> [Stored data]
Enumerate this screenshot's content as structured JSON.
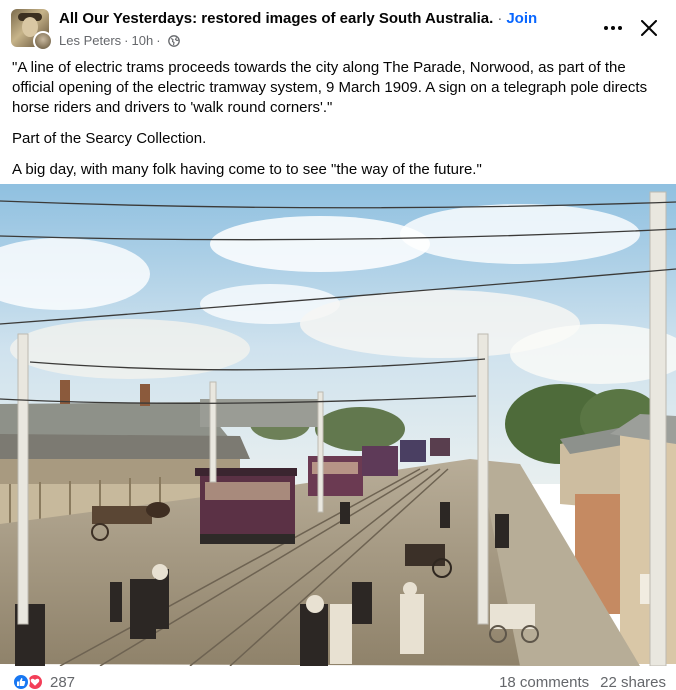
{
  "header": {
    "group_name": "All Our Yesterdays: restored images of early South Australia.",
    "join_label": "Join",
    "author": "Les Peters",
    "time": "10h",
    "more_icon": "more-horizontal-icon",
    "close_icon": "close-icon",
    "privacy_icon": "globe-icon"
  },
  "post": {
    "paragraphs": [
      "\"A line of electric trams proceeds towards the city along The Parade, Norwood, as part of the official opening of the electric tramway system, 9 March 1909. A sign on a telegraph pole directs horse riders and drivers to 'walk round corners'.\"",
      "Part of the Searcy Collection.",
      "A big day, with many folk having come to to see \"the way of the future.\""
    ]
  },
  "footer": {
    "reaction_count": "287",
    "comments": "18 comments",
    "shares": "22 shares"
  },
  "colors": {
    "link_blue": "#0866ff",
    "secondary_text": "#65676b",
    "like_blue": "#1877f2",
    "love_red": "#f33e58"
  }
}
--
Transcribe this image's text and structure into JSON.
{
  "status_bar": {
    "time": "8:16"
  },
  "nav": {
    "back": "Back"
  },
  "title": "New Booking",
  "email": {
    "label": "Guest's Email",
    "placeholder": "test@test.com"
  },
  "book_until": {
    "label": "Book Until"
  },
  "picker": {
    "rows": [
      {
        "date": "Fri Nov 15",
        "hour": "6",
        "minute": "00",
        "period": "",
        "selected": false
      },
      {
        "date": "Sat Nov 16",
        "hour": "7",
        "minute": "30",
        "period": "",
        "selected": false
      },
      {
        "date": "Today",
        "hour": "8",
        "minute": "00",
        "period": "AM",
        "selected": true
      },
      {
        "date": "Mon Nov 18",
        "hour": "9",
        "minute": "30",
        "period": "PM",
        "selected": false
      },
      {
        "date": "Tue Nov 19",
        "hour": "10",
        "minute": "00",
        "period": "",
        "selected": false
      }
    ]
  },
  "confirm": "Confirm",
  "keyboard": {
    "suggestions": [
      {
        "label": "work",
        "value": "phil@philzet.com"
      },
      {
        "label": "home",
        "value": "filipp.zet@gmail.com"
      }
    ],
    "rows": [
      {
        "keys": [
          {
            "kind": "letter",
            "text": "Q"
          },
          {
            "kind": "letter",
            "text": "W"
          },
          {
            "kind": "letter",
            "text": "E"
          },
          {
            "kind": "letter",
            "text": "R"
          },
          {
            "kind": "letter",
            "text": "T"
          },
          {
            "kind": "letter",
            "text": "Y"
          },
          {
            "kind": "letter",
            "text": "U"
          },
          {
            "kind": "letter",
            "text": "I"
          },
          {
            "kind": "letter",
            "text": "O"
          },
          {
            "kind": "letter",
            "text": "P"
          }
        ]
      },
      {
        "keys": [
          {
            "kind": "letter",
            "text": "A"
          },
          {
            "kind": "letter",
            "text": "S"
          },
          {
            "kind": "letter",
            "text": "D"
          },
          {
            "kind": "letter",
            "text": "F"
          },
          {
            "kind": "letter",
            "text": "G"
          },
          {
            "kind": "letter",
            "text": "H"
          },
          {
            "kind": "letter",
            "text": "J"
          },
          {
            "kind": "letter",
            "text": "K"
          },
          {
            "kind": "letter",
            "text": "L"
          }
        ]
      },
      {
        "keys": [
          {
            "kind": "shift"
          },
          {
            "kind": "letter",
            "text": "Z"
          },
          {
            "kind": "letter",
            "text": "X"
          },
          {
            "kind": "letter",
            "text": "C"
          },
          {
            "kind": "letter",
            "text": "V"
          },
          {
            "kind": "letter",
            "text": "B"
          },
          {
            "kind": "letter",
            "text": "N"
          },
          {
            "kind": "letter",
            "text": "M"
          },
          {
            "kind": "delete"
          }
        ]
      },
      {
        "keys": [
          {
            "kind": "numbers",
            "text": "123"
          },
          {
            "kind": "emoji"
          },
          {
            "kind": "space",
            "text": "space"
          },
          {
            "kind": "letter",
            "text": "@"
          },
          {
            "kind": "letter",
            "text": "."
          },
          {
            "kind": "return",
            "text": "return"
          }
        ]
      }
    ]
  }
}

> [Objective]
Go through the entries and return each line where the word "JSON" appears.

> [Result below]
Enumerate this screenshot's content as structured JSON.
Transcribe this image's text and structure into JSON.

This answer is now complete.